■ **Stated goal**
Return all the data below as it stands, minus the pictures.

■ **Given entries**

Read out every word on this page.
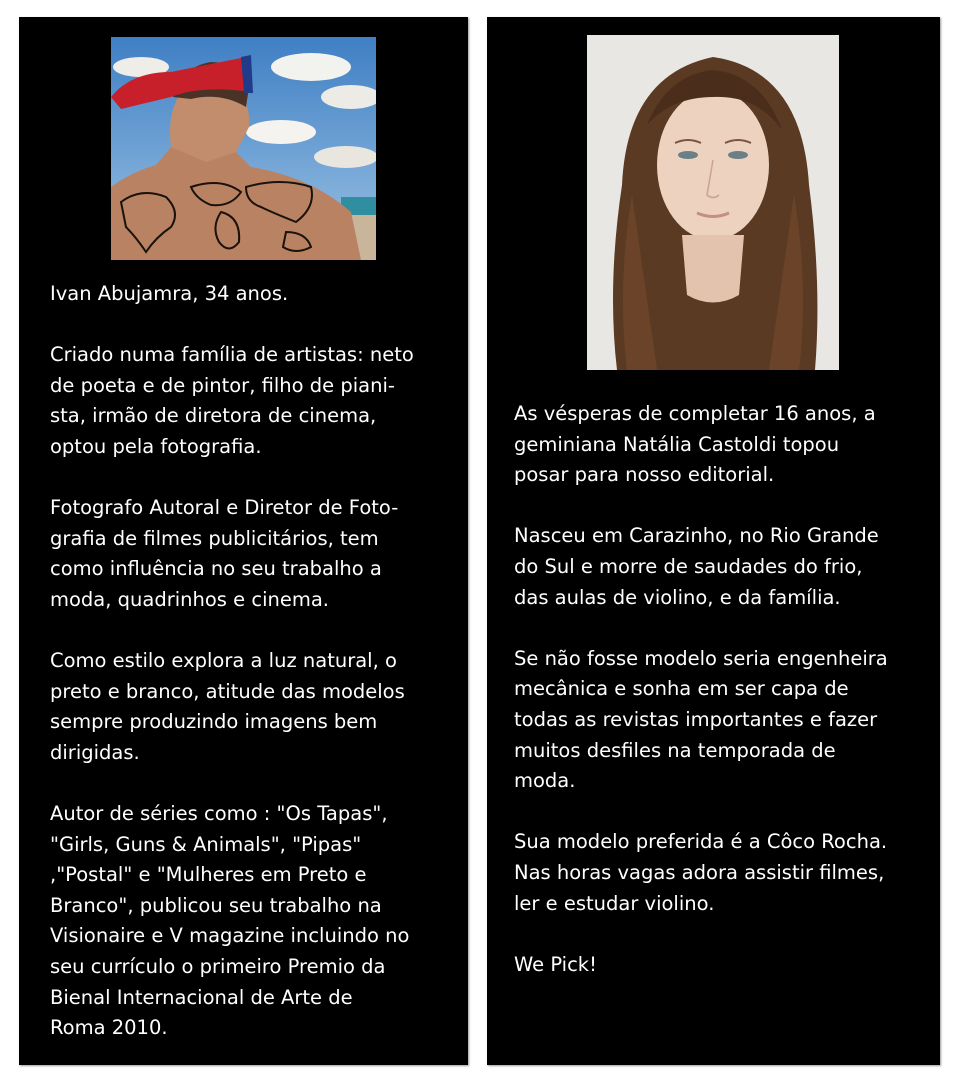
Ivan Abujamra, 34 anos.

Criado numa família de artistas: neto
de poeta e de pintor, filho de piani-
sta, irmão de diretora de cinema,
optou pela fotografia.

Fotografo Autoral e Diretor de Foto-
grafia de filmes publicitários, tem
como influência no seu trabalho a
moda, quadrinhos e cinema.

Como estilo explora a luz natural, o
preto e branco, atitude das modelos
sempre produzindo imagens bem
dirigidas.

Autor de séries como : "Os Tapas",
"Girls, Guns & Animals", "Pipas"
,"Postal" e "Mulheres em Preto e
Branco", publicou seu trabalho na
Visionaire e V magazine incluindo no
seu currículo o primeiro Premio da
Bienal Internacional de Arte de
Roma 2010.

As vésperas de completar 16 anos, a
geminiana Natália Castoldi topou
posar para nosso editorial.

Nasceu em Carazinho, no Rio Grande
do Sul e morre de saudades do frio,
das aulas de violino, e da família.

Se não fosse modelo seria engenheira
mecânica e sonha em ser capa de
todas as revistas importantes e fazer
muitos desfiles na temporada de
moda.

Sua modelo preferida é a Côco Rocha.
Nas horas vagas adora assistir filmes,
ler e estudar violino.

We Pick!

■ **Exercise solution**
Read out every word on this page.
Ivan Abujamra, 34 anos.

Criado numa família de artistas: neto
de poeta e de pintor, filho de piani-
sta, irmão de diretora de cinema,
optou pela fotografia.

Fotografo Autoral e Diretor de Foto-
grafia de filmes publicitários, tem
como influência no seu trabalho a
moda, quadrinhos e cinema.

Como estilo explora a luz natural, o
preto e branco, atitude das modelos
sempre produzindo imagens bem
dirigidas.

Autor de séries como : "Os Tapas",
"Girls, Guns & Animals", "Pipas"
,"Postal" e "Mulheres em Preto e
Branco", publicou seu trabalho na
Visionaire e V magazine incluindo no
seu currículo o primeiro Premio da
Bienal Internacional de Arte de
Roma 2010.

As vésperas de completar 16 anos, a
geminiana Natália Castoldi topou
posar para nosso editorial.

Nasceu em Carazinho, no Rio Grande
do Sul e morre de saudades do frio,
das aulas de violino, e da família.

Se não fosse modelo seria engenheira
mecânica e sonha em ser capa de
todas as revistas importantes e fazer
muitos desfiles na temporada de
moda.

Sua modelo preferida é a Côco Rocha.
Nas horas vagas adora assistir filmes,
ler e estudar violino.

We Pick!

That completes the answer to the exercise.